Material for this task -
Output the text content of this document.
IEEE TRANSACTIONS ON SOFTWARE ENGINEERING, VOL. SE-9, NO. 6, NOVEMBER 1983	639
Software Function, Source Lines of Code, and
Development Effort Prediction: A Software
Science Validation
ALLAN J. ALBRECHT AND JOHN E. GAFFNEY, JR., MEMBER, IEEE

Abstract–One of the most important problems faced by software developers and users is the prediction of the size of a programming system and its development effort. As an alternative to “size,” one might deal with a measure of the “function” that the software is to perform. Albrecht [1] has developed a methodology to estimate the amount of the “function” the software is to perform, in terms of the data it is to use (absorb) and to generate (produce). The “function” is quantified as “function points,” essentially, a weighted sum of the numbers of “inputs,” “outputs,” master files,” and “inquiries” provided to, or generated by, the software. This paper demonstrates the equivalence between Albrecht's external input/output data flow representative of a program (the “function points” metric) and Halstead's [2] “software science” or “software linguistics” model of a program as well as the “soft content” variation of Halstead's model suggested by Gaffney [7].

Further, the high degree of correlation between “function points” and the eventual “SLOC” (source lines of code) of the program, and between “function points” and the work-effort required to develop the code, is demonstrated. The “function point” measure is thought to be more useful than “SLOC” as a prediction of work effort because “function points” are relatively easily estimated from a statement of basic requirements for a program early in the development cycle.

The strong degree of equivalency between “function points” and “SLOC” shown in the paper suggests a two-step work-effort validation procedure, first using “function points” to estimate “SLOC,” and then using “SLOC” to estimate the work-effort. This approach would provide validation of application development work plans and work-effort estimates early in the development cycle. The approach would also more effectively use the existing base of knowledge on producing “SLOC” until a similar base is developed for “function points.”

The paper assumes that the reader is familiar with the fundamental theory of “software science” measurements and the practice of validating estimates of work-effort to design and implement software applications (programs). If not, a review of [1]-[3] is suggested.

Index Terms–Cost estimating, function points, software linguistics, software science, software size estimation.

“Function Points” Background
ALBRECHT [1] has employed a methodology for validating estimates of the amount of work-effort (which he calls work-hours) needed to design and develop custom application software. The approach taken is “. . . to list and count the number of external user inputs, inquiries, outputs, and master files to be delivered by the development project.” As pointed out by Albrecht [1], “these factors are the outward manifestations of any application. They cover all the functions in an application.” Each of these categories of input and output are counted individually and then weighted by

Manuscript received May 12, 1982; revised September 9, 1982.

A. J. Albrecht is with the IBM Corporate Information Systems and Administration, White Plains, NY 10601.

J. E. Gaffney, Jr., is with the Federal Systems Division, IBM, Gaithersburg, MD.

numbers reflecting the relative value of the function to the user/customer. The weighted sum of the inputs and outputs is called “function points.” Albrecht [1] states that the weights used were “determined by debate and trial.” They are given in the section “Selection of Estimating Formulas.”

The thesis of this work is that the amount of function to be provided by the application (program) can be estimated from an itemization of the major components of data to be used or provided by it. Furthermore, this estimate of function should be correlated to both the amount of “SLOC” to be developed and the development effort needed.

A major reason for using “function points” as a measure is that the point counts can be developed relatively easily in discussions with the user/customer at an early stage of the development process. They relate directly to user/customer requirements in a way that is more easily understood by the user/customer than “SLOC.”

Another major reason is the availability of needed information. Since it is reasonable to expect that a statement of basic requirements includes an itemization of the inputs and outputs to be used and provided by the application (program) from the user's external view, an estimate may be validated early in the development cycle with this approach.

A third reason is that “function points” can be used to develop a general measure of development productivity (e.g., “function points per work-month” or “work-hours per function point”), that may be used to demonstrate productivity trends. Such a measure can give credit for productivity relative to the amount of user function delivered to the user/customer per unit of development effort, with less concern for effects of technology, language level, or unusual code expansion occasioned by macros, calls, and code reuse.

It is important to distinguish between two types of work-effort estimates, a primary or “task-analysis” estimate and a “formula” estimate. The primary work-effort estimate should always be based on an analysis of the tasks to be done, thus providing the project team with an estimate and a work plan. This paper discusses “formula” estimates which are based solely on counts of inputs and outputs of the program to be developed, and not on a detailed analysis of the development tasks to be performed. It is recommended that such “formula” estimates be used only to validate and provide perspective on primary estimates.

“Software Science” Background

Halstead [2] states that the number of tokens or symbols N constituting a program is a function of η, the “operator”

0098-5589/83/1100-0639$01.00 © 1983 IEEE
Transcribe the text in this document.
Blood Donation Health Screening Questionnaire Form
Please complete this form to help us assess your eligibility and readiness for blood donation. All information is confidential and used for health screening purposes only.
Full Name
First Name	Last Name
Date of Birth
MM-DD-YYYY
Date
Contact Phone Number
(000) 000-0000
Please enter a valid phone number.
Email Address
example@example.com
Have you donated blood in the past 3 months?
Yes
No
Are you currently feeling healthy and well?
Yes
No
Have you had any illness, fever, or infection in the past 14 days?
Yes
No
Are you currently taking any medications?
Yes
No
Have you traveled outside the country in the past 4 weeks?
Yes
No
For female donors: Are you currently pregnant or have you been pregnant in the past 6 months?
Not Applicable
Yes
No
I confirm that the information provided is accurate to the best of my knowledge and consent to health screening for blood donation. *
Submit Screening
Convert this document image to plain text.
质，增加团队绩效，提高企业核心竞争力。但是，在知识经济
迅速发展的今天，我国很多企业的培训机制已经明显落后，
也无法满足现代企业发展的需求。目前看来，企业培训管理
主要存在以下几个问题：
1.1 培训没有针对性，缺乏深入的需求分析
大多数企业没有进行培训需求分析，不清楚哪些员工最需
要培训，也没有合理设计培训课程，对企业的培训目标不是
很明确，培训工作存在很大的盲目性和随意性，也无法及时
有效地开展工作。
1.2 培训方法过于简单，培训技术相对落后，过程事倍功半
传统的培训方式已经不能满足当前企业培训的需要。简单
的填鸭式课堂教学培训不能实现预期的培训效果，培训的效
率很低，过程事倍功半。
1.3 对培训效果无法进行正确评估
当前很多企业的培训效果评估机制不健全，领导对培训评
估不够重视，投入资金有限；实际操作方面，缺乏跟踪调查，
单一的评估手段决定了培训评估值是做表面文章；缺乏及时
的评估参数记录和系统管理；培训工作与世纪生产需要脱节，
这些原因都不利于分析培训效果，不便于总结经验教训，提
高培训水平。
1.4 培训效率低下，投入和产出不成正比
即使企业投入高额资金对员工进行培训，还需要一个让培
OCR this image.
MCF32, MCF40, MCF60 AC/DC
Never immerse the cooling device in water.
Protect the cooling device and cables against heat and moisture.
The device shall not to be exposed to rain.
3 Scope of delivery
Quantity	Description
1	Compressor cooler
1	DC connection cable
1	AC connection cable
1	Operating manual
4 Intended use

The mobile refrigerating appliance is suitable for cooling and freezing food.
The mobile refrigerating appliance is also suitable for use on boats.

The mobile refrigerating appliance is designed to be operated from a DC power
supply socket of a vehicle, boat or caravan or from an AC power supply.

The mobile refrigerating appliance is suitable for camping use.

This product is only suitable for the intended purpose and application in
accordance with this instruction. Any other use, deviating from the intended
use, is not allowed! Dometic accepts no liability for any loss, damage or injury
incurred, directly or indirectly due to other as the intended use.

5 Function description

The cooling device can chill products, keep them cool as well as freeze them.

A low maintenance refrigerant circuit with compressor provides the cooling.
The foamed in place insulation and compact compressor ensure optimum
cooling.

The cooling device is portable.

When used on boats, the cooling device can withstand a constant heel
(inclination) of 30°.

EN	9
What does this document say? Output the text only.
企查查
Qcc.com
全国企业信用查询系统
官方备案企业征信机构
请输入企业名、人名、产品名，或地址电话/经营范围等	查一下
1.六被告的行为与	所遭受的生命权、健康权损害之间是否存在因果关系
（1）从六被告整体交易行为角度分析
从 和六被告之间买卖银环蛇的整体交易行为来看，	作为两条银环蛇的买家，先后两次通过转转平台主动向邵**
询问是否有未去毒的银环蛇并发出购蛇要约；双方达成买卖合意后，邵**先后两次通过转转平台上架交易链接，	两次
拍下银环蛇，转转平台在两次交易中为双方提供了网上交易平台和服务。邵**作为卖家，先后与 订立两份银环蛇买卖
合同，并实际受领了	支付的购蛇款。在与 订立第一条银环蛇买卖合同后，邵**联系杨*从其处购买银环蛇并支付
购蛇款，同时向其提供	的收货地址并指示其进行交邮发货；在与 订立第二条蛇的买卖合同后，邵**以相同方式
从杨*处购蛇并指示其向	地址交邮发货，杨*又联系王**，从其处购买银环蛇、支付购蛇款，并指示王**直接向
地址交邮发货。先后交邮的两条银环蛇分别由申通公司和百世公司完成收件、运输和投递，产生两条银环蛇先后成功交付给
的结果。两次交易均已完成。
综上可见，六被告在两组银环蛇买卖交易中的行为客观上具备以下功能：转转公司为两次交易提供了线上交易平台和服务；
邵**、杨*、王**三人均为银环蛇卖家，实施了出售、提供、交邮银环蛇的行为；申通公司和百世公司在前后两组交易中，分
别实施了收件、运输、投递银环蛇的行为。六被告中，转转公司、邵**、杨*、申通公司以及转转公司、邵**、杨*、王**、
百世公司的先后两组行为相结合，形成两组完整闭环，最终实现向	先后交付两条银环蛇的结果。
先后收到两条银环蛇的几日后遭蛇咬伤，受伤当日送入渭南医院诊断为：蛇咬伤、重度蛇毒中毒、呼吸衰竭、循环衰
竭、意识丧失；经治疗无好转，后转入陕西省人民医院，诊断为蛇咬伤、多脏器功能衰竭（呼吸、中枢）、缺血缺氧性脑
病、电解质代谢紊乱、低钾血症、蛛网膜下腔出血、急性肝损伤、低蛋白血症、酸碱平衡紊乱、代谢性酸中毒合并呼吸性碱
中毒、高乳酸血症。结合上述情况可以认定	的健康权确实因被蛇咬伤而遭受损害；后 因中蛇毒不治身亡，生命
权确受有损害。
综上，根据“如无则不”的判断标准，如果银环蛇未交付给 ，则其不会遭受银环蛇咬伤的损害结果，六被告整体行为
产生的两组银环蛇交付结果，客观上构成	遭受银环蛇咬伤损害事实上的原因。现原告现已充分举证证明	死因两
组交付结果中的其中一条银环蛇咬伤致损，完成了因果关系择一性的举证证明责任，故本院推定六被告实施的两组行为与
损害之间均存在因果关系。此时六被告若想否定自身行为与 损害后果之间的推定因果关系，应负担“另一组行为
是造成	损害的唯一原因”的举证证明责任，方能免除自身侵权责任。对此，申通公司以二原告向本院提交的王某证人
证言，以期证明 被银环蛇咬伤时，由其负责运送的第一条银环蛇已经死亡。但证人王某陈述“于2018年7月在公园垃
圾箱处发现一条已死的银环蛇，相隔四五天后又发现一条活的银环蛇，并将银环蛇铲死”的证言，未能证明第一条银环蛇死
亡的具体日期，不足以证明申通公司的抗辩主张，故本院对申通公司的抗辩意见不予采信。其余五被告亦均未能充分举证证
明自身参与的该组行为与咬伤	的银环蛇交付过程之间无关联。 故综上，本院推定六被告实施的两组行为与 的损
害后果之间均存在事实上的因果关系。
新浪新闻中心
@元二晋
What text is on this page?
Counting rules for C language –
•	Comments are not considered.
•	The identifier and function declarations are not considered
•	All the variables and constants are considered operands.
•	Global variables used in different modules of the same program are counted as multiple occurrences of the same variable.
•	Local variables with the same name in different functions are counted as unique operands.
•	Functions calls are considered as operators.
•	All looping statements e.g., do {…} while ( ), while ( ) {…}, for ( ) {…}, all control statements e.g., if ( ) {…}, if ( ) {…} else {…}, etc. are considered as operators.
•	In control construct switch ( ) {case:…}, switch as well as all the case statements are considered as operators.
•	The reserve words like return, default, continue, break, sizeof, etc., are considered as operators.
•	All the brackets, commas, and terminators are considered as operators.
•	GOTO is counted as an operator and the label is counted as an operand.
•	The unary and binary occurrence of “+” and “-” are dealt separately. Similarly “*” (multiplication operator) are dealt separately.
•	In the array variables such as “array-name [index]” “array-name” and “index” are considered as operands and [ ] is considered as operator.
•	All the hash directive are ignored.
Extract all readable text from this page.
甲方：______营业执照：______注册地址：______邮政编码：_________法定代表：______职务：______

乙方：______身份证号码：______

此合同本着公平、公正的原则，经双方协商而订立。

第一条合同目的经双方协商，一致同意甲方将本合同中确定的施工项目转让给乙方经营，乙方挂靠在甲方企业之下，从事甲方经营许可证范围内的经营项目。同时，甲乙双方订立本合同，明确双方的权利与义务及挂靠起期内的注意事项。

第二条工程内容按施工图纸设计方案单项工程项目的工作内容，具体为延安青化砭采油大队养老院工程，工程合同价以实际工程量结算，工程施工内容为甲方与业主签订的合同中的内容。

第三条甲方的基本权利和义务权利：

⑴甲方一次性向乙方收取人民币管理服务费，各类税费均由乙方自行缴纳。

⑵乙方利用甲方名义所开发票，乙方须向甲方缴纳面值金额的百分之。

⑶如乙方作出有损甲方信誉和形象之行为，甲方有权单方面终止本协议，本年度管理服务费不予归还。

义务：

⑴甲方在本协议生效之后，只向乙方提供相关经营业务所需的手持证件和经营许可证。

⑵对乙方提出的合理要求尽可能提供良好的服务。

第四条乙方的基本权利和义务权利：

Description of the task - Copy every single line of the material above that holds "variables".

Result of this task -
•	All the variables and constants are considered operands.
•	Global variables used in different modules of the same program are counted as multiple occurrences of the same variable.
•	Local variables with the same name in different functions are counted as unique operands.
•	In the array variables such as “array-name [index]” “array-name” and “index” are considered as operands and [ ] is considered as operator.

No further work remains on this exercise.